--- BEGIN EXERCISE DATA ---

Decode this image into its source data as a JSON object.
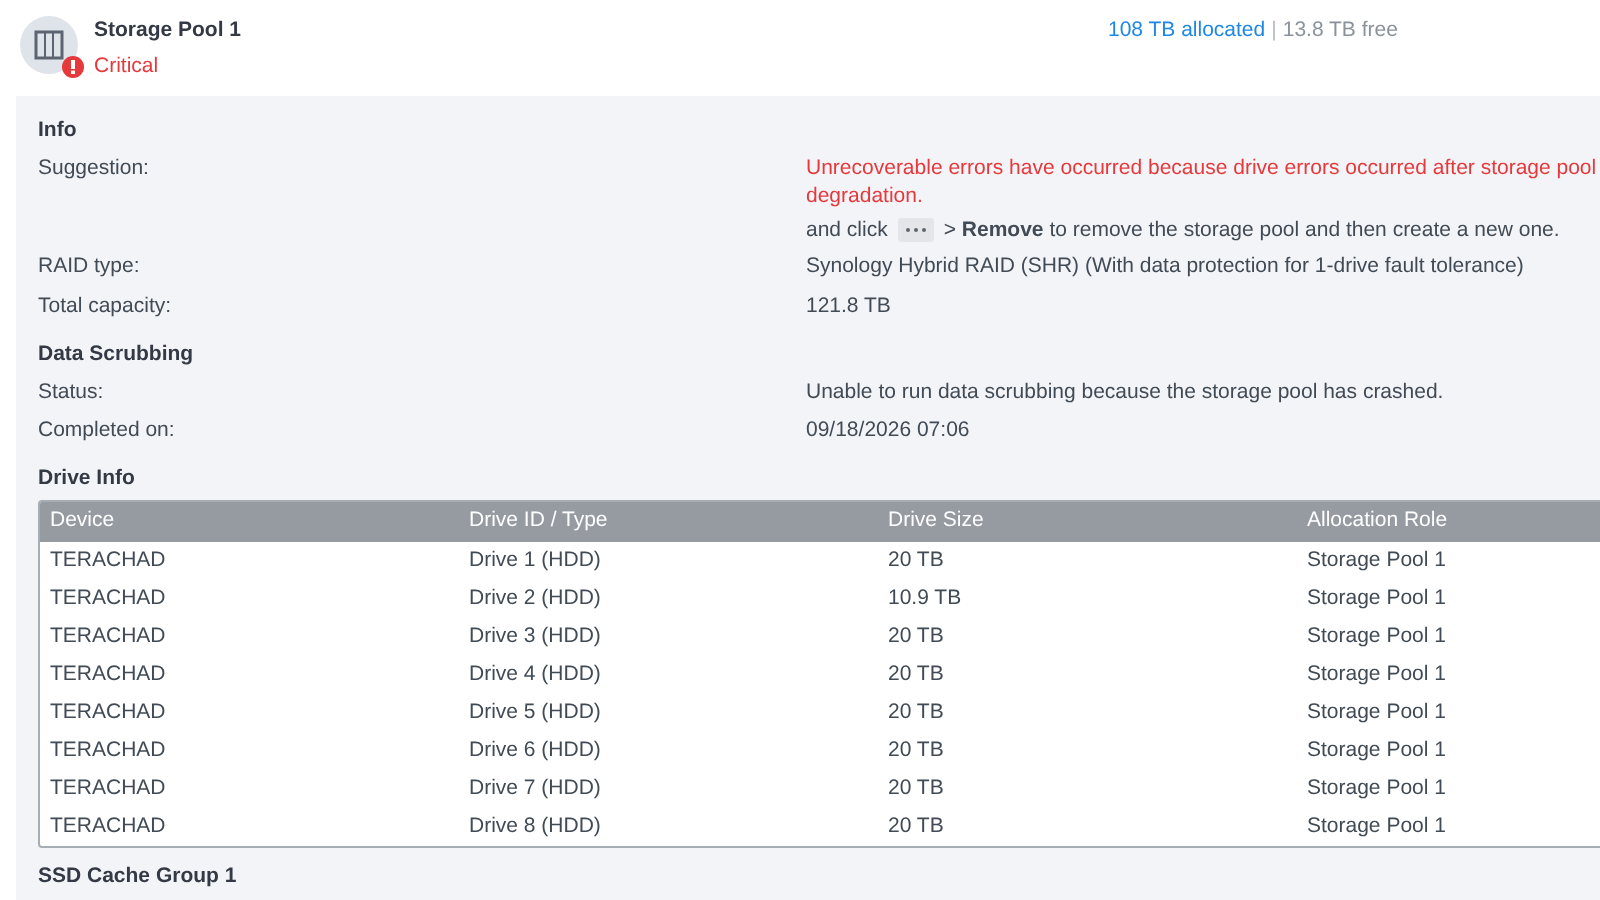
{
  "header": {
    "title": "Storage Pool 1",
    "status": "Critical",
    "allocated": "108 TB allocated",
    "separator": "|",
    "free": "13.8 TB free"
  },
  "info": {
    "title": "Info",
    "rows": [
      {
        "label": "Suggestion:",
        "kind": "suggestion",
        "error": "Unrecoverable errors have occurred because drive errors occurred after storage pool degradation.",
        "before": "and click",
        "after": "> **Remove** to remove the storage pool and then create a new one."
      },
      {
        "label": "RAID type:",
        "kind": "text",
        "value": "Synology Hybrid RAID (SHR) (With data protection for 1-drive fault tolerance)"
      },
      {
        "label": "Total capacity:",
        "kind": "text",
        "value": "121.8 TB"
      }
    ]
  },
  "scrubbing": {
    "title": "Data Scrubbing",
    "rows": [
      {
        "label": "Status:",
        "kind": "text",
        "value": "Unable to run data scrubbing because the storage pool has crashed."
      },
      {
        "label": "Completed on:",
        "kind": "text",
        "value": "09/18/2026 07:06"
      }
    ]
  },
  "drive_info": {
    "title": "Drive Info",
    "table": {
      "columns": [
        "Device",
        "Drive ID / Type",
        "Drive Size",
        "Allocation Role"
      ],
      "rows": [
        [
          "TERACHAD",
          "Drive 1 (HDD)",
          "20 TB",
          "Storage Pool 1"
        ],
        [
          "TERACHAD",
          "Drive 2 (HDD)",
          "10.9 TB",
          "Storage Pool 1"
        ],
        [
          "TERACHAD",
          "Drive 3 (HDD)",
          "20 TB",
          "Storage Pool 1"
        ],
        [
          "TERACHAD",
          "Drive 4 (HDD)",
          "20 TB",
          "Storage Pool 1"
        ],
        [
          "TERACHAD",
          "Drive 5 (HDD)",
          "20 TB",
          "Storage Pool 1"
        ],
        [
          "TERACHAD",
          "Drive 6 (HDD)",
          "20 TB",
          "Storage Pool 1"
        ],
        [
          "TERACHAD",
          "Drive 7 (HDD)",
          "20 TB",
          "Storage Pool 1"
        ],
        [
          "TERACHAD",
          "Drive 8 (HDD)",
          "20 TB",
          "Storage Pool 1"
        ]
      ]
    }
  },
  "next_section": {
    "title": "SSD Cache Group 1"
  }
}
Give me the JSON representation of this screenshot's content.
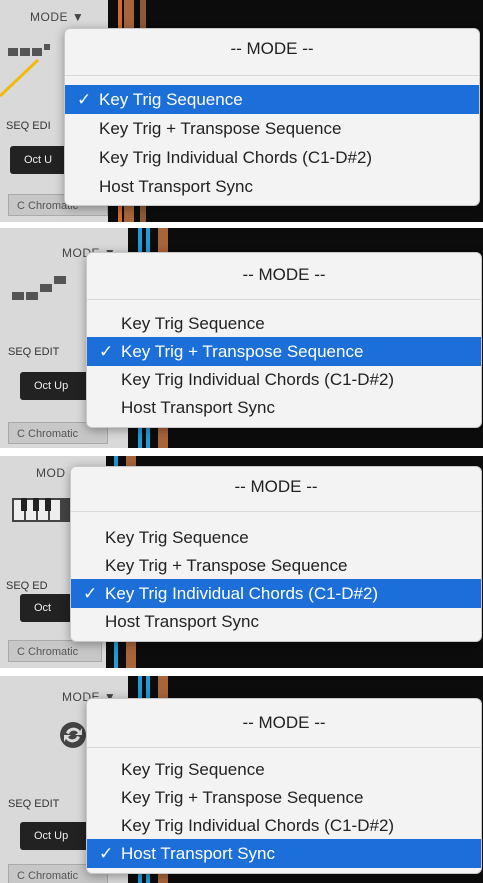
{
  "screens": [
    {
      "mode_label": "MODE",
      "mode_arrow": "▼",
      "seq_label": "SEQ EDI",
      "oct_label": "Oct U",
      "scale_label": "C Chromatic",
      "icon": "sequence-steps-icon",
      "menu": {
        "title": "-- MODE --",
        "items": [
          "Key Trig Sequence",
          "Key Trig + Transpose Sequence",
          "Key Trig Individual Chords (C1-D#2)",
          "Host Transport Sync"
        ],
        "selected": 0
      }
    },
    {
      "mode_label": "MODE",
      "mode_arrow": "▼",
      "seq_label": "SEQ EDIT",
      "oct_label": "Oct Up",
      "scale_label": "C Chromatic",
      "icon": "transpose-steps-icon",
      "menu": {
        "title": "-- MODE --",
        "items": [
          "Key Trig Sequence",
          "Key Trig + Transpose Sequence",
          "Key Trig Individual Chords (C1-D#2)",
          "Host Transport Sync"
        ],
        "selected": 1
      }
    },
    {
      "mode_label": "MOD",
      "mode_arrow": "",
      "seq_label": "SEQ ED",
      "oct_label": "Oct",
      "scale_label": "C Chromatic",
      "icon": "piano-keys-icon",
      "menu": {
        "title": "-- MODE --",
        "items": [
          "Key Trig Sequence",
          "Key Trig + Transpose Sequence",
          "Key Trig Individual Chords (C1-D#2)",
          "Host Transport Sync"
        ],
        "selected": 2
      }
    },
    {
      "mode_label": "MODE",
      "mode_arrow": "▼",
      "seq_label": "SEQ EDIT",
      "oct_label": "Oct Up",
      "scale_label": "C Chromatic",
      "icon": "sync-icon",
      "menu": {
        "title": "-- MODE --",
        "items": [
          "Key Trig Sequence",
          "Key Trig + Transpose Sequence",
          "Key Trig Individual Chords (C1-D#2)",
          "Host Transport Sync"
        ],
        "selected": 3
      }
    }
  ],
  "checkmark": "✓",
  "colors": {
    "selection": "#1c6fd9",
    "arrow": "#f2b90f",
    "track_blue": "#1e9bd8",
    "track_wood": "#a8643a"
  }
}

--- END EXERCISE DATA ---

▸ EXERCISE
Copy out all the data without changing anything, and drop the pictures.

▸ RESULT FOR THIS EXERCISE
Decode this image into its source data as a JSON object.
{
  "header": {
    "title": "Storage Pool 1",
    "status": "Critical",
    "allocated": "108 TB allocated",
    "separator": "|",
    "free": "13.8 TB free"
  },
  "info": {
    "title": "Info",
    "rows": [
      {
        "label": "Suggestion:",
        "kind": "suggestion",
        "error": "Unrecoverable errors have occurred because drive errors occurred after storage pool degradation.",
        "before": "and click",
        "after": "> **Remove** to remove the storage pool and then create a new one."
      },
      {
        "label": "RAID type:",
        "kind": "text",
        "value": "Synology Hybrid RAID (SHR) (With data protection for 1-drive fault tolerance)"
      },
      {
        "label": "Total capacity:",
        "kind": "text",
        "value": "121.8 TB"
      }
    ]
  },
  "scrubbing": {
    "title": "Data Scrubbing",
    "rows": [
      {
        "label": "Status:",
        "kind": "text",
        "value": "Unable to run data scrubbing because the storage pool has crashed."
      },
      {
        "label": "Completed on:",
        "kind": "text",
        "value": "09/18/2026 07:06"
      }
    ]
  },
  "drive_info": {
    "title": "Drive Info",
    "table": {
      "columns": [
        "Device",
        "Drive ID / Type",
        "Drive Size",
        "Allocation Role"
      ],
      "rows": [
        [
          "TERACHAD",
          "Drive 1 (HDD)",
          "20 TB",
          "Storage Pool 1"
        ],
        [
          "TERACHAD",
          "Drive 2 (HDD)",
          "10.9 TB",
          "Storage Pool 1"
        ],
        [
          "TERACHAD",
          "Drive 3 (HDD)",
          "20 TB",
          "Storage Pool 1"
        ],
        [
          "TERACHAD",
          "Drive 4 (HDD)",
          "20 TB",
          "Storage Pool 1"
        ],
        [
          "TERACHAD",
          "Drive 5 (HDD)",
          "20 TB",
          "Storage Pool 1"
        ],
        [
          "TERACHAD",
          "Drive 6 (HDD)",
          "20 TB",
          "Storage Pool 1"
        ],
        [
          "TERACHAD",
          "Drive 7 (HDD)",
          "20 TB",
          "Storage Pool 1"
        ],
        [
          "TERACHAD",
          "Drive 8 (HDD)",
          "20 TB",
          "Storage Pool 1"
        ]
      ]
    }
  },
  "next_section": {
    "title": "SSD Cache Group 1"
  }
}
Give me the JSON representation of this screenshot's content.
{
  "screens": [
    {
      "mode_label": "MODE",
      "mode_arrow": "▼",
      "seq_label": "SEQ EDI",
      "oct_label": "Oct U",
      "scale_label": "C Chromatic",
      "icon": "sequence-steps-icon",
      "menu": {
        "title": "-- MODE --",
        "items": [
          "Key Trig Sequence",
          "Key Trig + Transpose Sequence",
          "Key Trig Individual Chords (C1-D#2)",
          "Host Transport Sync"
        ],
        "selected": 0
      }
    },
    {
      "mode_label": "MODE",
      "mode_arrow": "▼",
      "seq_label": "SEQ EDIT",
      "oct_label": "Oct Up",
      "scale_label": "C Chromatic",
      "icon": "transpose-steps-icon",
      "menu": {
        "title": "-- MODE --",
        "items": [
          "Key Trig Sequence",
          "Key Trig + Transpose Sequence",
          "Key Trig Individual Chords (C1-D#2)",
          "Host Transport Sync"
        ],
        "selected": 1
      }
    },
    {
      "mode_label": "MOD",
      "mode_arrow": "",
      "seq_label": "SEQ ED",
      "oct_label": "Oct",
      "scale_label": "C Chromatic",
      "icon": "piano-keys-icon",
      "menu": {
        "title": "-- MODE --",
        "items": [
          "Key Trig Sequence",
          "Key Trig + Transpose Sequence",
          "Key Trig Individual Chords (C1-D#2)",
          "Host Transport Sync"
        ],
        "selected": 2
      }
    },
    {
      "mode_label": "MODE",
      "mode_arrow": "▼",
      "seq_label": "SEQ EDIT",
      "oct_label": "Oct Up",
      "scale_label": "C Chromatic",
      "icon": "sync-icon",
      "menu": {
        "title": "-- MODE --",
        "items": [
          "Key Trig Sequence",
          "Key Trig + Transpose Sequence",
          "Key Trig Individual Chords (C1-D#2)",
          "Host Transport Sync"
        ],
        "selected": 3
      }
    }
  ],
  "checkmark": "✓",
  "colors": {
    "selection": "#1c6fd9",
    "arrow": "#f2b90f",
    "track_blue": "#1e9bd8",
    "track_wood": "#a8643a"
  }
}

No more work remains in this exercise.